## BEGIN Supplied entries

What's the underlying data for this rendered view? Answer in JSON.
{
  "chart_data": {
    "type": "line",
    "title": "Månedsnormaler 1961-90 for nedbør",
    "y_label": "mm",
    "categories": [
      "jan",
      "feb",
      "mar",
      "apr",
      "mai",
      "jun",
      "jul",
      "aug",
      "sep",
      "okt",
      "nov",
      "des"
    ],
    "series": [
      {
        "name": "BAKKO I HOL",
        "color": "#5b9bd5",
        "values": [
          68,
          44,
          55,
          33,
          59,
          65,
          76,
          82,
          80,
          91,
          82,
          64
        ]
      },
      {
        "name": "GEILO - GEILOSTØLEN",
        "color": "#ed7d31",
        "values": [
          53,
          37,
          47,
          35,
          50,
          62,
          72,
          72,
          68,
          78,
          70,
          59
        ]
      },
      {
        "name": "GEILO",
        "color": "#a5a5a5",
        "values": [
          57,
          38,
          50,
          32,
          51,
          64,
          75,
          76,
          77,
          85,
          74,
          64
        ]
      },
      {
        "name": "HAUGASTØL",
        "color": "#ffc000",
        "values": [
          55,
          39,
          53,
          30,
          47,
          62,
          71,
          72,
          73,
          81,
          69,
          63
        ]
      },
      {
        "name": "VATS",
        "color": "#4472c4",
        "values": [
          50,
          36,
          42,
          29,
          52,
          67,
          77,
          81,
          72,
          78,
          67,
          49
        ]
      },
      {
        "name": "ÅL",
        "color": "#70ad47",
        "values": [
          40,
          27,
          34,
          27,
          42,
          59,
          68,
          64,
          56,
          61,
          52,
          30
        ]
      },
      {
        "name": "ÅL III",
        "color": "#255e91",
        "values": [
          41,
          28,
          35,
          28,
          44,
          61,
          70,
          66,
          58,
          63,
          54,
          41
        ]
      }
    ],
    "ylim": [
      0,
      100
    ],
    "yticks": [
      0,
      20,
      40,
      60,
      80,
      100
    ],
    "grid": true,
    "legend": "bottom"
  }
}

## END Supplied entries
## BEGIN Supplied entries

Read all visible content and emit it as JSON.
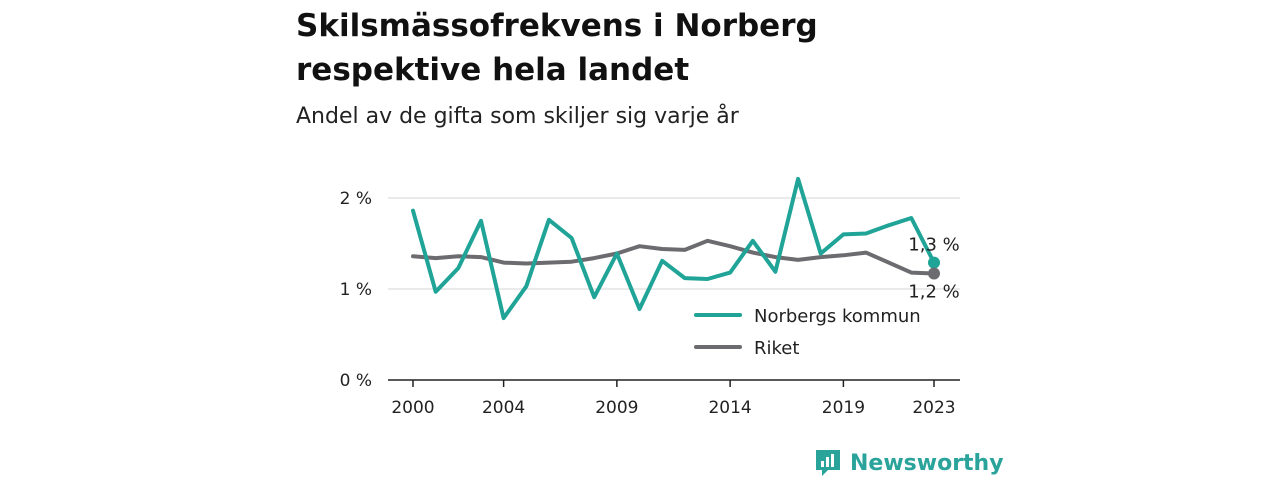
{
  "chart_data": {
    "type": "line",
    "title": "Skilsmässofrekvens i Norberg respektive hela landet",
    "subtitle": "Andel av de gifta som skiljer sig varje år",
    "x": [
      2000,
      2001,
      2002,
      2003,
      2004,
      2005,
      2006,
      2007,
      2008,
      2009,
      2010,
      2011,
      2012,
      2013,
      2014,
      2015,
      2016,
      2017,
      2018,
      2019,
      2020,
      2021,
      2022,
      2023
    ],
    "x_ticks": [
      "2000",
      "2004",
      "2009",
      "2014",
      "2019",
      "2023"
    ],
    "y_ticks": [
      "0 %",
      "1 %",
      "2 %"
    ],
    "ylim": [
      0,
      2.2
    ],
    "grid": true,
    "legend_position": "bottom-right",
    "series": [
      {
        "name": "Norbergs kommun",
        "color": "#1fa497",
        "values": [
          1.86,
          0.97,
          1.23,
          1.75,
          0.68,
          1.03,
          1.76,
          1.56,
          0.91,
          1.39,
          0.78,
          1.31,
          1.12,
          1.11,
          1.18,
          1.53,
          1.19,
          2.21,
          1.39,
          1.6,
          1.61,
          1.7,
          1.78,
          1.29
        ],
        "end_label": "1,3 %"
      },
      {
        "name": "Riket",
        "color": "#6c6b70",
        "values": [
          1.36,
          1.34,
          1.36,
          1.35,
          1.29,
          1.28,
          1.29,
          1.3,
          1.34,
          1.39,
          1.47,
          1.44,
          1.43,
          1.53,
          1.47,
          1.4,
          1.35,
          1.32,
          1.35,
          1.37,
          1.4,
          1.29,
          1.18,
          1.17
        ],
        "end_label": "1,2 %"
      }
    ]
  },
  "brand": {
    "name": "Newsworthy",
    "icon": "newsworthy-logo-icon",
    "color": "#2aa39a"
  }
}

## END Supplied entries

— What is being asked —
Collect the complete line wherever the string "name" appears in the records.

— Response for this exercise —
        "name": "BAKKO I HOL",
        "name": "GEILO - GEILOSTØLEN",
        "name": "GEILO",
        "name": "HAUGASTØL",
        "name": "VATS",
        "name": "ÅL",
        "name": "ÅL III",
        "name": "Norbergs kommun",
        "name": "Riket",
    "name": "Newsworthy",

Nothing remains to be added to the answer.